Written instruction:
Check every line below for the word "icon" and show those that hold it.
**** Given data
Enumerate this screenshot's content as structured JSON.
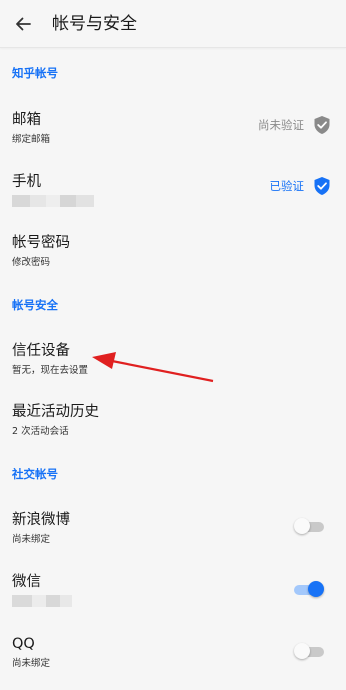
{
  "header": {
    "title": "帐号与安全"
  },
  "sections": {
    "zhihu": "知乎帐号",
    "security": "帐号安全",
    "social": "社交帐号"
  },
  "email": {
    "label": "邮箱",
    "sub": "绑定邮箱",
    "status": "尚未验证",
    "status_color": "#8a8a8a",
    "icon": "shield-check-icon-grey"
  },
  "phone": {
    "label": "手机",
    "sub_masked": true,
    "status": "已验证",
    "status_color": "#1772f6",
    "icon": "shield-check-icon-blue"
  },
  "password": {
    "label": "帐号密码",
    "sub": "修改密码"
  },
  "trusted": {
    "label": "信任设备",
    "sub": "暂无，现在去设置"
  },
  "history": {
    "label": "最近活动历史",
    "sub": "2 次活动会话"
  },
  "weibo": {
    "label": "新浪微博",
    "sub": "尚未绑定",
    "toggle_on": false
  },
  "wechat": {
    "label": "微信",
    "sub_masked": true,
    "toggle_on": true
  },
  "qq": {
    "label": "QQ",
    "sub": "尚未绑定",
    "toggle_on": false
  },
  "colors": {
    "accent": "#1772f6",
    "annotation_arrow": "#e02020"
  }
}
********
Task solution:
    "icon": "shield-check-icon-grey"
    "icon": "shield-check-icon-blue"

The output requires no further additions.